>> START Available data

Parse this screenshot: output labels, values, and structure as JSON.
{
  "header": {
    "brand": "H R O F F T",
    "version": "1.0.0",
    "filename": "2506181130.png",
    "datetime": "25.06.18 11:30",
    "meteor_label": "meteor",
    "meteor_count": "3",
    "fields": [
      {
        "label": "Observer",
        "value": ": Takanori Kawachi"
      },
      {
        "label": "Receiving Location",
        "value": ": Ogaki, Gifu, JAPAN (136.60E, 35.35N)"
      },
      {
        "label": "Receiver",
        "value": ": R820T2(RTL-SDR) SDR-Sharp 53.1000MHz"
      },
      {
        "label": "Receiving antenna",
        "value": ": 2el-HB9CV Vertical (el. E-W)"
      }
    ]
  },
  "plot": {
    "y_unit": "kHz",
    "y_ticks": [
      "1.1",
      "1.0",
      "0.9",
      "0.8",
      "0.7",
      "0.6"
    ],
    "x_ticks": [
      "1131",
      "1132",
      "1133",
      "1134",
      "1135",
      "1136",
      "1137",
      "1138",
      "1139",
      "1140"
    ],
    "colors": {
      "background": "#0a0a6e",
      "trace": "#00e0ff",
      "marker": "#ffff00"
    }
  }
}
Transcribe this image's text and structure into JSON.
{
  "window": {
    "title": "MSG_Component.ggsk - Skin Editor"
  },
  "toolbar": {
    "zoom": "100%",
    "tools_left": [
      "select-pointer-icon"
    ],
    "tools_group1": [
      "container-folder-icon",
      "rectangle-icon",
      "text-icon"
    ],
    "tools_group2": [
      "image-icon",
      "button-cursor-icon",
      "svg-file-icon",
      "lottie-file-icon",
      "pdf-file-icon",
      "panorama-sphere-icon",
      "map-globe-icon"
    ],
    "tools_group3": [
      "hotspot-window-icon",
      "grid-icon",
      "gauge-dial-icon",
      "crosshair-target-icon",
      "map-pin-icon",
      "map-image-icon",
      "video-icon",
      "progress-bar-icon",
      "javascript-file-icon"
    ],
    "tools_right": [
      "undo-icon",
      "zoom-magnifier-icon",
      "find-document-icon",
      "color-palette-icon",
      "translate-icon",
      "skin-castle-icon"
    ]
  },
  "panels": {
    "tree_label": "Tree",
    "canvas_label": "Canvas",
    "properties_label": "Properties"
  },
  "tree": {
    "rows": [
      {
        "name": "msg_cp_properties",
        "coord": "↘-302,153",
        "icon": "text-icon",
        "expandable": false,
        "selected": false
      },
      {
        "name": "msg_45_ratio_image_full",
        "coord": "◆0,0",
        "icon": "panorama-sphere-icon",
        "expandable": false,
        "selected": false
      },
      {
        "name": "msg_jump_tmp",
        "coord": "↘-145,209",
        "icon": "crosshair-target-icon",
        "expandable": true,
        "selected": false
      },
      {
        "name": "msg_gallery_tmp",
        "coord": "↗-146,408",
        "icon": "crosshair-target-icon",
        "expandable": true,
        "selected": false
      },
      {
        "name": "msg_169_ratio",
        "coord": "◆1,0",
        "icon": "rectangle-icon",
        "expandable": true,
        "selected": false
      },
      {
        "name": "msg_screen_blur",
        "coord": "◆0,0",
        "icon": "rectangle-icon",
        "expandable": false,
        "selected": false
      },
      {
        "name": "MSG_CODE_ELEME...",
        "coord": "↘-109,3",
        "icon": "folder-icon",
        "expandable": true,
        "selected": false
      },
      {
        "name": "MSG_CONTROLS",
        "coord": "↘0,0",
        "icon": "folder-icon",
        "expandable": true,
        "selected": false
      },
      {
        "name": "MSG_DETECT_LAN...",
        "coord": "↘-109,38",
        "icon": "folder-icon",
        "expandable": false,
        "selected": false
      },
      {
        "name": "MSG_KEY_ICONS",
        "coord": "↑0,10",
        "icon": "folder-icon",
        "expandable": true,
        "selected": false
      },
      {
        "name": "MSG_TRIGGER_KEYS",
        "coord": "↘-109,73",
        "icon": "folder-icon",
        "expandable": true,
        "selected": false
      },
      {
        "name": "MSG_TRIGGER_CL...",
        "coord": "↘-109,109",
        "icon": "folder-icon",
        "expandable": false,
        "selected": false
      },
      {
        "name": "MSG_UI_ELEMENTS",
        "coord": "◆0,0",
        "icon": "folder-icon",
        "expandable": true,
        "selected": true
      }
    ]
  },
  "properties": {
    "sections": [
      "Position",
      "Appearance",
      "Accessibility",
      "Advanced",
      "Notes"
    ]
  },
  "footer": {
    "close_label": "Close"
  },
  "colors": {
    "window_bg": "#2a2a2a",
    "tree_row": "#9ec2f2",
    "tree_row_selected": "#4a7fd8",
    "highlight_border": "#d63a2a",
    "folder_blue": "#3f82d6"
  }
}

>> END Available data

Reproduce the full listing word for word.

**The answer**
Parse this screenshot: output labels, values, and structure as JSON.
{
  "header": {
    "brand": "H R O F F T",
    "version": "1.0.0",
    "filename": "2506181130.png",
    "datetime": "25.06.18 11:30",
    "meteor_label": "meteor",
    "meteor_count": "3",
    "fields": [
      {
        "label": "Observer",
        "value": ": Takanori Kawachi"
      },
      {
        "label": "Receiving Location",
        "value": ": Ogaki, Gifu, JAPAN (136.60E, 35.35N)"
      },
      {
        "label": "Receiver",
        "value": ": R820T2(RTL-SDR) SDR-Sharp 53.1000MHz"
      },
      {
        "label": "Receiving antenna",
        "value": ": 2el-HB9CV Vertical (el. E-W)"
      }
    ]
  },
  "plot": {
    "y_unit": "kHz",
    "y_ticks": [
      "1.1",
      "1.0",
      "0.9",
      "0.8",
      "0.7",
      "0.6"
    ],
    "x_ticks": [
      "1131",
      "1132",
      "1133",
      "1134",
      "1135",
      "1136",
      "1137",
      "1138",
      "1139",
      "1140"
    ],
    "colors": {
      "background": "#0a0a6e",
      "trace": "#00e0ff",
      "marker": "#ffff00"
    }
  }
}
Transcribe this image's text and structure into JSON.
{
  "window": {
    "title": "MSG_Component.ggsk - Skin Editor"
  },
  "toolbar": {
    "zoom": "100%",
    "tools_left": [
      "select-pointer-icon"
    ],
    "tools_group1": [
      "container-folder-icon",
      "rectangle-icon",
      "text-icon"
    ],
    "tools_group2": [
      "image-icon",
      "button-cursor-icon",
      "svg-file-icon",
      "lottie-file-icon",
      "pdf-file-icon",
      "panorama-sphere-icon",
      "map-globe-icon"
    ],
    "tools_group3": [
      "hotspot-window-icon",
      "grid-icon",
      "gauge-dial-icon",
      "crosshair-target-icon",
      "map-pin-icon",
      "map-image-icon",
      "video-icon",
      "progress-bar-icon",
      "javascript-file-icon"
    ],
    "tools_right": [
      "undo-icon",
      "zoom-magnifier-icon",
      "find-document-icon",
      "color-palette-icon",
      "translate-icon",
      "skin-castle-icon"
    ]
  },
  "panels": {
    "tree_label": "Tree",
    "canvas_label": "Canvas",
    "properties_label": "Properties"
  },
  "tree": {
    "rows": [
      {
        "name": "msg_cp_properties",
        "coord": "↘-302,153",
        "icon": "text-icon",
        "expandable": false,
        "selected": false
      },
      {
        "name": "msg_45_ratio_image_full",
        "coord": "◆0,0",
        "icon": "panorama-sphere-icon",
        "expandable": false,
        "selected": false
      },
      {
        "name": "msg_jump_tmp",
        "coord": "↘-145,209",
        "icon": "crosshair-target-icon",
        "expandable": true,
        "selected": false
      },
      {
        "name": "msg_gallery_tmp",
        "coord": "↗-146,408",
        "icon": "crosshair-target-icon",
        "expandable": true,
        "selected": false
      },
      {
        "name": "msg_169_ratio",
        "coord": "◆1,0",
        "icon": "rectangle-icon",
        "expandable": true,
        "selected": false
      },
      {
        "name": "msg_screen_blur",
        "coord": "◆0,0",
        "icon": "rectangle-icon",
        "expandable": false,
        "selected": false
      },
      {
        "name": "MSG_CODE_ELEME...",
        "coord": "↘-109,3",
        "icon": "folder-icon",
        "expandable": true,
        "selected": false
      },
      {
        "name": "MSG_CONTROLS",
        "coord": "↘0,0",
        "icon": "folder-icon",
        "expandable": true,
        "selected": false
      },
      {
        "name": "MSG_DETECT_LAN...",
        "coord": "↘-109,38",
        "icon": "folder-icon",
        "expandable": false,
        "selected": false
      },
      {
        "name": "MSG_KEY_ICONS",
        "coord": "↑0,10",
        "icon": "folder-icon",
        "expandable": true,
        "selected": false
      },
      {
        "name": "MSG_TRIGGER_KEYS",
        "coord": "↘-109,73",
        "icon": "folder-icon",
        "expandable": true,
        "selected": false
      },
      {
        "name": "MSG_TRIGGER_CL...",
        "coord": "↘-109,109",
        "icon": "folder-icon",
        "expandable": false,
        "selected": false
      },
      {
        "name": "MSG_UI_ELEMENTS",
        "coord": "◆0,0",
        "icon": "folder-icon",
        "expandable": true,
        "selected": true
      }
    ]
  },
  "properties": {
    "sections": [
      "Position",
      "Appearance",
      "Accessibility",
      "Advanced",
      "Notes"
    ]
  },
  "footer": {
    "close_label": "Close"
  },
  "colors": {
    "window_bg": "#2a2a2a",
    "tree_row": "#9ec2f2",
    "tree_row_selected": "#4a7fd8",
    "highlight_border": "#d63a2a",
    "folder_blue": "#3f82d6"
  }
}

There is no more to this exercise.